**Exercise:** Carry on the forum thread about translating Yiddish song lyrics, starting after its final line.

**Supplied text:**
(begin)
# Yiddish



## urizon9

Hi!Jumping from Italian to this forum as I`m in trouble with translating some lyrics from Yiddish into English.I found online  dictionaries from English into Yiddish only(can`t imagine who needs that).Maybe someone can help me!Grazie.


----------



## Whodunit

Why about this or this one?


----------



## urizon9

I´ve visited these two sites ,maybe I don`t know how to use them.For every word I get an answer:not in the dictionary(words like rebbe,lebn,ejbig etc.)Thanks anyway!


----------



## Whodunit

urizon9 said:
			
		

> I´ve visited these two sites ,maybe I don`t know how to use them.For every word I get an answer:not in the dictionary(words like rebbe,lebn,ejbig etc.)Thanks anyway!


 
Maybe. 

You have to click on "Translate into English" and not just hit the enter key. 

I could guess "lebn" (from German Leben = life), and the dictionary gives this translation among other, too. I'd need to see the others in context. However, because of the forum rules, you are not allowed to post lyrics here, so you'd have to give us a link where one we can find the song lyrics.


----------



## urizon9

Hi!Can´t find any kind of translation into English.I´ve got it in German so I could translate the lyrics of this song word by word as I don`t speak German myself.Took the liberty to send the link privately as I can`t post it here.Con saluti urizon9


----------



## Whodunit

urizon9 said:
			
		

> Hi!Can´t find any kind of translation into English.I´ve got it in German so I could translate the lyrics of this song word by word as I don`t speak German myself.Took the liberty to send the link privately as I can`t post it here.Con saluti urizon9


 
I got it. Here it is for everyone. As the German translation was given I can translate it into English:

We'll live forever
A world is burning
We'll live forever
Without a penny or a dime
In defiance of our enemies
That run us down
We'll live forever, we are here
We'll live forever at any hour
We want to live
And experience
And go through bad times
We'll live forever
We are here.


----------



## urizon9

Hi!Many thanks!I hope I didn`t take too much of your time.A presto,urizon9


----------



## Brioche

One reason for finding it hard to translate that song, 
is the method used to transliterate the Yiddish.
Yiddish is written using the Hebrew alphabet.

The song is on a German language blog, and the transliteration is German style.
So sh is sch, v is w, y is j, ts is z and so on.

Most Yiddish/English dictionaries [usually USA based] would transliterate 
farschwarzen [blacken] as farshvartsen for example.


----------



## Whodunit

Brioche said:
			
		

> One reason for finding it hard to translate that song,
> is the method used to transliterate the Yiddish.
> Yiddish is written using the Hebrew alphabet.
> 
> The song is on a German language blog, and the transliteration is German style.
(end)
**Entries supplied:**
(begin)
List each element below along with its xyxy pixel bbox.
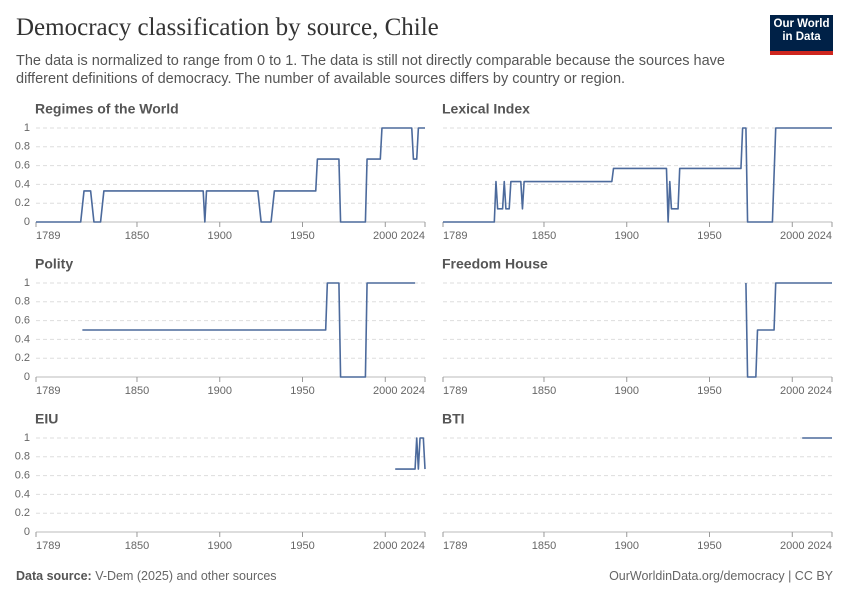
(end)
(begin)
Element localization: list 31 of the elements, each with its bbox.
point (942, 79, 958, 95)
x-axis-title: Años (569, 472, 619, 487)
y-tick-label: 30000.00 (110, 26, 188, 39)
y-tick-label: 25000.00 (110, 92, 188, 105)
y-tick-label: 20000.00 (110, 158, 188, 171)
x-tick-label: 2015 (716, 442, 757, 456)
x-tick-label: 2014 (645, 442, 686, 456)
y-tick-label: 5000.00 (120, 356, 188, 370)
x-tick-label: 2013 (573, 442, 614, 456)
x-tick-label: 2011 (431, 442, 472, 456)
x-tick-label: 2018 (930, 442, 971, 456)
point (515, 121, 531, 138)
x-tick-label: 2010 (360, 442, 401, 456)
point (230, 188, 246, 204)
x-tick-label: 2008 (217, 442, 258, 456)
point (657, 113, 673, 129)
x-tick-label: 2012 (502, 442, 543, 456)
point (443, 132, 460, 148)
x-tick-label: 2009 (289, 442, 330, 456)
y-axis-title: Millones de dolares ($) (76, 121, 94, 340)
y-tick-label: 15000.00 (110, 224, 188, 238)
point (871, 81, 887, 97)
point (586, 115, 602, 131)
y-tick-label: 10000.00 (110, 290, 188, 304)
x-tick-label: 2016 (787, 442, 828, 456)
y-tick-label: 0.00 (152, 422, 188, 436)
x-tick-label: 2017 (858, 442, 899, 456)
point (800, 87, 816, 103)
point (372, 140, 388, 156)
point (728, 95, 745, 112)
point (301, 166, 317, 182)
(end)
(begin)
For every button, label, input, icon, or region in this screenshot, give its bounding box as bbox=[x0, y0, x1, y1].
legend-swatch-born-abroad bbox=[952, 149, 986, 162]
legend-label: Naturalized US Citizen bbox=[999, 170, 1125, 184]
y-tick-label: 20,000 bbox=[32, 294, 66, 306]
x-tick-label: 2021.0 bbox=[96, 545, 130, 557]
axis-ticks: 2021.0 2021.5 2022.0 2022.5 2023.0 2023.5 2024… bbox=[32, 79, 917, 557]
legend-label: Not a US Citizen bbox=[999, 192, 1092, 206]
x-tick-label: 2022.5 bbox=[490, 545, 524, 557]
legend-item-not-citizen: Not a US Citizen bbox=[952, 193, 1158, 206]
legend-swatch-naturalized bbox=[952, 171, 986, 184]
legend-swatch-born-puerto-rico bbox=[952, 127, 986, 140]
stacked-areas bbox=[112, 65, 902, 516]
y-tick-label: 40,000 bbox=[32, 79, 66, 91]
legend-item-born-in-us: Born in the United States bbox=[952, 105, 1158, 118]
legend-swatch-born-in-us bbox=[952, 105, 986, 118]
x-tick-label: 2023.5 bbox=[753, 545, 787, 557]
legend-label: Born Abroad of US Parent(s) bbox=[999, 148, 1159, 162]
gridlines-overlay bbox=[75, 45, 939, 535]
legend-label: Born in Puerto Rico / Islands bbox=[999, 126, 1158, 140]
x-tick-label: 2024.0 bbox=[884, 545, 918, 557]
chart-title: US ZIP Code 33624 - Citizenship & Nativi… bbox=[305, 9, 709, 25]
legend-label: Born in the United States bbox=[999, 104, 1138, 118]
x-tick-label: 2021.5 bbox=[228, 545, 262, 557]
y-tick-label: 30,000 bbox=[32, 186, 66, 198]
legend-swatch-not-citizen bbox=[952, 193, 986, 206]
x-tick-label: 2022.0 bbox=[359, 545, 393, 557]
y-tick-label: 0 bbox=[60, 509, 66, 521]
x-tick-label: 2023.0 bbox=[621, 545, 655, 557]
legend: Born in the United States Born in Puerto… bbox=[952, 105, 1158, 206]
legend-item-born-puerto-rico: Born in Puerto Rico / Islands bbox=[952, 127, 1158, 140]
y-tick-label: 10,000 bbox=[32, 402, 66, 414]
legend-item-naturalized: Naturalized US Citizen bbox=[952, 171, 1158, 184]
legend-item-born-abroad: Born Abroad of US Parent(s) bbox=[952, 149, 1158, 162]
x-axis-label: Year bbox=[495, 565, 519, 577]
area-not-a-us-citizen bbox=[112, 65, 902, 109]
(end)
**Written response:**
> So sh is sch, v is w, y is j, ts is z and so on.
> 
> Most Yiddish/English dictionaries [usually USA based] would transliterate
> farschwarzen [blacken] as farshvartsen for example.


 
You are right, Brioche. As I don't know Yiddish, I wasn't aware of that. By the way, it would be sometimes helpful if one could find the lyrics written in Hebrew letters, because many Yiddish dictionaries prefer the Hebrew alpabet to look up a word.


----------



## urizon9

Yes, spelling may be the problem,thanks.But I still can´t understand why they could not translate the word `rebbe`into English(or is this too spelled incorrectly)???Shalom,urizon9


----------



## Whodunit

urizon9 said:
			
		

> But I still can´t understand why they could not translate the word `rebbe`into English(or is this too spelled incorrectly)???Shalom,urizon9


 
Shalom,
what are you talking about, by the way? I can't even find the word "rebbe" in the lyrics, so what should it mean?


----------



## urizon9

Whodunit said:
			
		

> Shalom,
> what are you talking about, by the way? I can't even find the word "rebbe" in the lyrics, so what should it mean?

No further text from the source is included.